Data lines.
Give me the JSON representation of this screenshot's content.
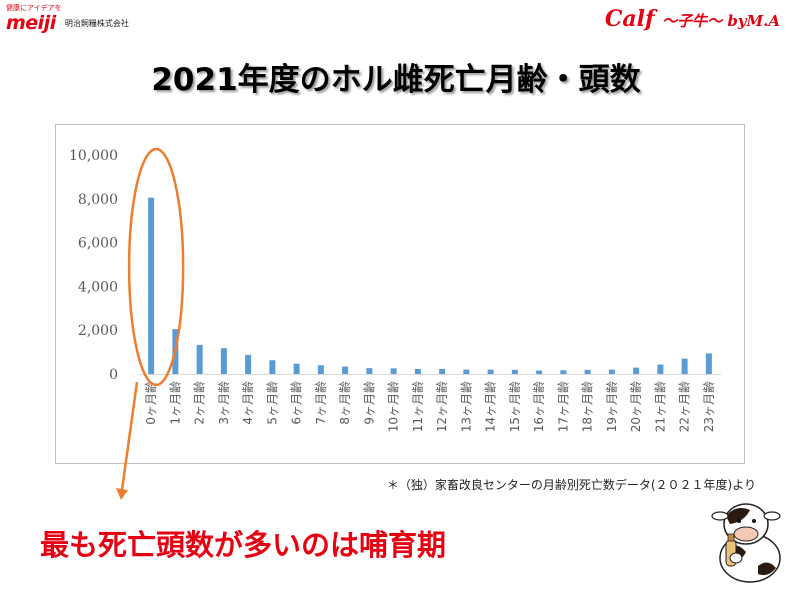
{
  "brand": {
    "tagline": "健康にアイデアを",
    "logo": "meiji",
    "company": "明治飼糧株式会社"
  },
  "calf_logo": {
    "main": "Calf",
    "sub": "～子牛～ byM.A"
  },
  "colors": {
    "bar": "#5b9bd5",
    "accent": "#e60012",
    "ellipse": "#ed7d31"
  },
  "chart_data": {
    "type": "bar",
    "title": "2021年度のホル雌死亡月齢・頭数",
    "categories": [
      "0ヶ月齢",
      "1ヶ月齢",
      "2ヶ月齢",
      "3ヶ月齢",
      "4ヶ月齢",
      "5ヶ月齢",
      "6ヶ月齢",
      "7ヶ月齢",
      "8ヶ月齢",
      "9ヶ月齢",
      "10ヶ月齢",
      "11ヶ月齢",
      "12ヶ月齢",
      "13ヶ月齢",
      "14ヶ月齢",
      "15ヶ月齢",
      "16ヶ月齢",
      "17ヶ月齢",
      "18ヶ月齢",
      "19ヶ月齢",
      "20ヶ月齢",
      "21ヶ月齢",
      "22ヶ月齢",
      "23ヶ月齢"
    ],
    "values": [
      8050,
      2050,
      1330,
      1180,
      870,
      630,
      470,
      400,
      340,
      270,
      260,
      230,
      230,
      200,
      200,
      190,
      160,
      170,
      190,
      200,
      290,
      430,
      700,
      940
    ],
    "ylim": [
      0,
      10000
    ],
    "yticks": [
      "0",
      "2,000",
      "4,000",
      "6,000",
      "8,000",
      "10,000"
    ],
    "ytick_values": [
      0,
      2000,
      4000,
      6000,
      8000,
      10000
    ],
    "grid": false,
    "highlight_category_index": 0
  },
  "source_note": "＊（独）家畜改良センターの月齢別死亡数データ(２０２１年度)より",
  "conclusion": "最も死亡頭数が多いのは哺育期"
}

==

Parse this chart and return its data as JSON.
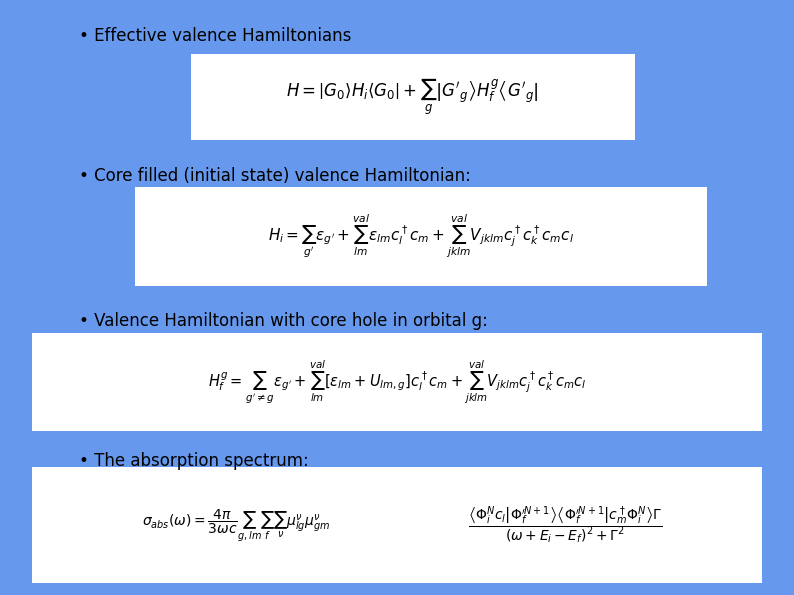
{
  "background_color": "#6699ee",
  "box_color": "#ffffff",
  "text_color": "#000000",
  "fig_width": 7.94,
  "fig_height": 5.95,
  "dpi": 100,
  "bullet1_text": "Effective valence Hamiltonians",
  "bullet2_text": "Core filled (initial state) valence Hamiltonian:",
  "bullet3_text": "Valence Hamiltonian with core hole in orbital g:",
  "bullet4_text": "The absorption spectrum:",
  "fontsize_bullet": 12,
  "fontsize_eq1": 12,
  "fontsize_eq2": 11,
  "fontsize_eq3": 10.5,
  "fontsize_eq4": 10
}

Exercise. Pull out all lines from the listing that contain the string "JSON".

Reply.
Give me the JSON representation of this screenshot's content.
Parse this chart and return its data as JSON.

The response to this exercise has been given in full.